Written exercise
Print each line exactly as it is given.

Data excerpts
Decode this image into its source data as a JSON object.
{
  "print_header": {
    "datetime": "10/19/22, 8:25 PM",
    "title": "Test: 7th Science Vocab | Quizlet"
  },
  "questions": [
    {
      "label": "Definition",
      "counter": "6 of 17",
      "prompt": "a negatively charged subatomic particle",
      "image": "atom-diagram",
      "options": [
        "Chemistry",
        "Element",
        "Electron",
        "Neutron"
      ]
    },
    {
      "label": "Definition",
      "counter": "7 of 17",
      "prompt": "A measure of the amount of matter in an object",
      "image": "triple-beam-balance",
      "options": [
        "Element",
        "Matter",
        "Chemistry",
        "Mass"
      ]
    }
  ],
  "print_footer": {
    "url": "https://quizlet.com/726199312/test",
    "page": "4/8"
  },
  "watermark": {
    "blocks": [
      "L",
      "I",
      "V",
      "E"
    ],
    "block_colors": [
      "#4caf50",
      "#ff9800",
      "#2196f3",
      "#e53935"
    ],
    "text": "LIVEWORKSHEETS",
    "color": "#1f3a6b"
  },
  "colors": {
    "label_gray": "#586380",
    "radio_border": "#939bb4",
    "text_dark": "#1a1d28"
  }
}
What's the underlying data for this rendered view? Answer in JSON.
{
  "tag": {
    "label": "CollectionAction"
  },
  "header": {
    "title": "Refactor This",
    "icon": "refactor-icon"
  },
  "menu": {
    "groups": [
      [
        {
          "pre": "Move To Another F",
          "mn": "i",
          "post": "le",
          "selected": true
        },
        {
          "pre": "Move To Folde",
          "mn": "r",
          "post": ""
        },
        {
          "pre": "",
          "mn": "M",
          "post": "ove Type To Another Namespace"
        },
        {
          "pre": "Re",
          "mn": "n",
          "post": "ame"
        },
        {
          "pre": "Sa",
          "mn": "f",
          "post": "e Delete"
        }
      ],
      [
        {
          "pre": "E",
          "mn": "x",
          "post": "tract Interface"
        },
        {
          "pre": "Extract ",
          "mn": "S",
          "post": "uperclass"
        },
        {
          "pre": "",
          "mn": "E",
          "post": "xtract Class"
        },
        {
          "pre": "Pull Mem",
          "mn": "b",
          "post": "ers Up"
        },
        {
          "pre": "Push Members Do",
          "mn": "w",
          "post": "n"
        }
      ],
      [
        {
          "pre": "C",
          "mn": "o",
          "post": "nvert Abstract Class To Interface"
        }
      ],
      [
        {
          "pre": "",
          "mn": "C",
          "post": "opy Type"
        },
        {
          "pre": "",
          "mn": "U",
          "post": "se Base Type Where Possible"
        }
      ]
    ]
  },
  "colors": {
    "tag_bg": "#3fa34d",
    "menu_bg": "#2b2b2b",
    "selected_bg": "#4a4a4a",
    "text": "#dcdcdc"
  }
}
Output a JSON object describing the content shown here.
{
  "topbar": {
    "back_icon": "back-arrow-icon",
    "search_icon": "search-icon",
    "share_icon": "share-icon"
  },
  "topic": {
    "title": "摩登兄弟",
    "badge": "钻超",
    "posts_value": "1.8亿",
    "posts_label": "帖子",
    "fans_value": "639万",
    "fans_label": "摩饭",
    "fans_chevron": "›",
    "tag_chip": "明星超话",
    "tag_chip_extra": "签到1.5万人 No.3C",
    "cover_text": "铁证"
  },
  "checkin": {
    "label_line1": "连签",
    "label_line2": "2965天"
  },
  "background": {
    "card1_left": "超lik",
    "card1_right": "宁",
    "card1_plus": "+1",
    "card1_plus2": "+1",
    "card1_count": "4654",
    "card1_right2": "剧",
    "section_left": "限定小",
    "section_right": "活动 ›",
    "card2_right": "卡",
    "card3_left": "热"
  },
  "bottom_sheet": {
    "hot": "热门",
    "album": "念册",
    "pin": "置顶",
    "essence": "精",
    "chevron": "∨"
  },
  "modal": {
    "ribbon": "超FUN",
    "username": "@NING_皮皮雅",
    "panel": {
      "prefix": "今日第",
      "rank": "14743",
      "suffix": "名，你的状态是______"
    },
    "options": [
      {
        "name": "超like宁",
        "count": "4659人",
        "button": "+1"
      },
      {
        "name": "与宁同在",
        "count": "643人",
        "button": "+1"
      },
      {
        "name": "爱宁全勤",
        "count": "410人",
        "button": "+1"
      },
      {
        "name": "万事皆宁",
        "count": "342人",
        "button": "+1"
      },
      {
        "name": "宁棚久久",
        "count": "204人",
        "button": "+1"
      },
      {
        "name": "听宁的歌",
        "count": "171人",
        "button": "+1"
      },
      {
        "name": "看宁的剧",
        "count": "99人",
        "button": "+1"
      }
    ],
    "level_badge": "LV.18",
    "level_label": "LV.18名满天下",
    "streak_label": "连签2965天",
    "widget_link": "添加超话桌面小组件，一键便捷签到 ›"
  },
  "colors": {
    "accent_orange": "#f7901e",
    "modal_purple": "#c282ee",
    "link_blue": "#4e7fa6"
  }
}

Expected output
Decode this image into its source data as a JSON object.
{
  "print_header": {
    "datetime": "10/19/22, 8:25 PM",
    "title": "Test: 7th Science Vocab | Quizlet"
  },
  "questions": [
    {
      "label": "Definition",
      "counter": "6 of 17",
      "prompt": "a negatively charged subatomic particle",
      "image": "atom-diagram",
      "options": [
        "Chemistry",
        "Element",
        "Electron",
        "Neutron"
      ]
    },
    {
      "label": "Definition",
      "counter": "7 of 17",
      "prompt": "A measure of the amount of matter in an object",
      "image": "triple-beam-balance",
      "options": [
        "Element",
        "Matter",
        "Chemistry",
        "Mass"
      ]
    }
  ],
  "print_footer": {
    "url": "https://quizlet.com/726199312/test",
    "page": "4/8"
  },
  "watermark": {
    "blocks": [
      "L",
      "I",
      "V",
      "E"
    ],
    "block_colors": [
      "#4caf50",
      "#ff9800",
      "#2196f3",
      "#e53935"
    ],
    "text": "LIVEWORKSHEETS",
    "color": "#1f3a6b"
  },
  "colors": {
    "label_gray": "#586380",
    "radio_border": "#939bb4",
    "text_dark": "#1a1d28"
  }
}
What's the underlying data for this rendered view? Answer in JSON.
{
  "tag": {
    "label": "CollectionAction"
  },
  "header": {
    "title": "Refactor This",
    "icon": "refactor-icon"
  },
  "menu": {
    "groups": [
      [
        {
          "pre": "Move To Another F",
          "mn": "i",
          "post": "le",
          "selected": true
        },
        {
          "pre": "Move To Folde",
          "mn": "r",
          "post": ""
        },
        {
          "pre": "",
          "mn": "M",
          "post": "ove Type To Another Namespace"
        },
        {
          "pre": "Re",
          "mn": "n",
          "post": "ame"
        },
        {
          "pre": "Sa",
          "mn": "f",
          "post": "e Delete"
        }
      ],
      [
        {
          "pre": "E",
          "mn": "x",
          "post": "tract Interface"
        },
        {
          "pre": "Extract ",
          "mn": "S",
          "post": "uperclass"
        },
        {
          "pre": "",
          "mn": "E",
          "post": "xtract Class"
        },
        {
          "pre": "Pull Mem",
          "mn": "b",
          "post": "ers Up"
        },
        {
          "pre": "Push Members Do",
          "mn": "w",
          "post": "n"
        }
      ],
      [
        {
          "pre": "C",
          "mn": "o",
          "post": "nvert Abstract Class To Interface"
        }
      ],
      [
        {
          "pre": "",
          "mn": "C",
          "post": "opy Type"
        },
        {
          "pre": "",
          "mn": "U",
          "post": "se Base Type Where Possible"
        }
      ]
    ]
  },
  "colors": {
    "tag_bg": "#3fa34d",
    "menu_bg": "#2b2b2b",
    "selected_bg": "#4a4a4a",
    "text": "#dcdcdc"
  }
}
Output a JSON object describing the content shown here.
{
  "topbar": {
    "back_icon": "back-arrow-icon",
    "search_icon": "search-icon",
    "share_icon": "share-icon"
  },
  "topic": {
    "title": "摩登兄弟",
    "badge": "钻超",
    "posts_value": "1.8亿",
    "posts_label": "帖子",
    "fans_value": "639万",
    "fans_label": "摩饭",
    "fans_chevron": "›",
    "tag_chip": "明星超话",
    "tag_chip_extra": "签到1.5万人 No.3C",
    "cover_text": "铁证"
  },
  "checkin": {
    "label_line1": "连签",
    "label_line2": "2965天"
  },
  "background": {
    "card1_left": "超lik",
    "card1_right": "宁",
    "card1_plus": "+1",
    "card1_plus2": "+1",
    "card1_count": "4654",
    "card1_right2": "剧",
    "section_left": "限定小",
    "section_right": "活动 ›",
    "card2_right": "卡",
    "card3_left": "热"
  },
  "bottom_sheet": {
    "hot": "热门",
    "album": "念册",
    "pin": "置顶",
    "essence": "精",
    "chevron": "∨"
  },
  "modal": {
    "ribbon": "超FUN",
    "username": "@NING_皮皮雅",
    "panel": {
      "prefix": "今日第",
      "rank": "14743",
      "suffix": "名，你的状态是______"
    },
    "options": [
      {
        "name": "超like宁",
        "count": "4659人",
        "button": "+1"
      },
      {
        "name": "与宁同在",
        "count": "643人",
        "button": "+1"
      },
      {
        "name": "爱宁全勤",
        "count": "410人",
        "button": "+1"
      },
      {
        "name": "万事皆宁",
        "count": "342人",
        "button": "+1"
      },
      {
        "name": "宁棚久久",
        "count": "204人",
        "button": "+1"
      },
      {
        "name": "听宁的歌",
        "count": "171人",
        "button": "+1"
      },
      {
        "name": "看宁的剧",
        "count": "99人",
        "button": "+1"
      }
    ],
    "level_badge": "LV.18",
    "level_label": "LV.18名满天下",
    "streak_label": "连签2965天",
    "widget_link": "添加超话桌面小组件，一键便捷签到 ›"
  },
  "colors": {
    "accent_orange": "#f7901e",
    "modal_purple": "#c282ee",
    "link_blue": "#4e7fa6"
  }
}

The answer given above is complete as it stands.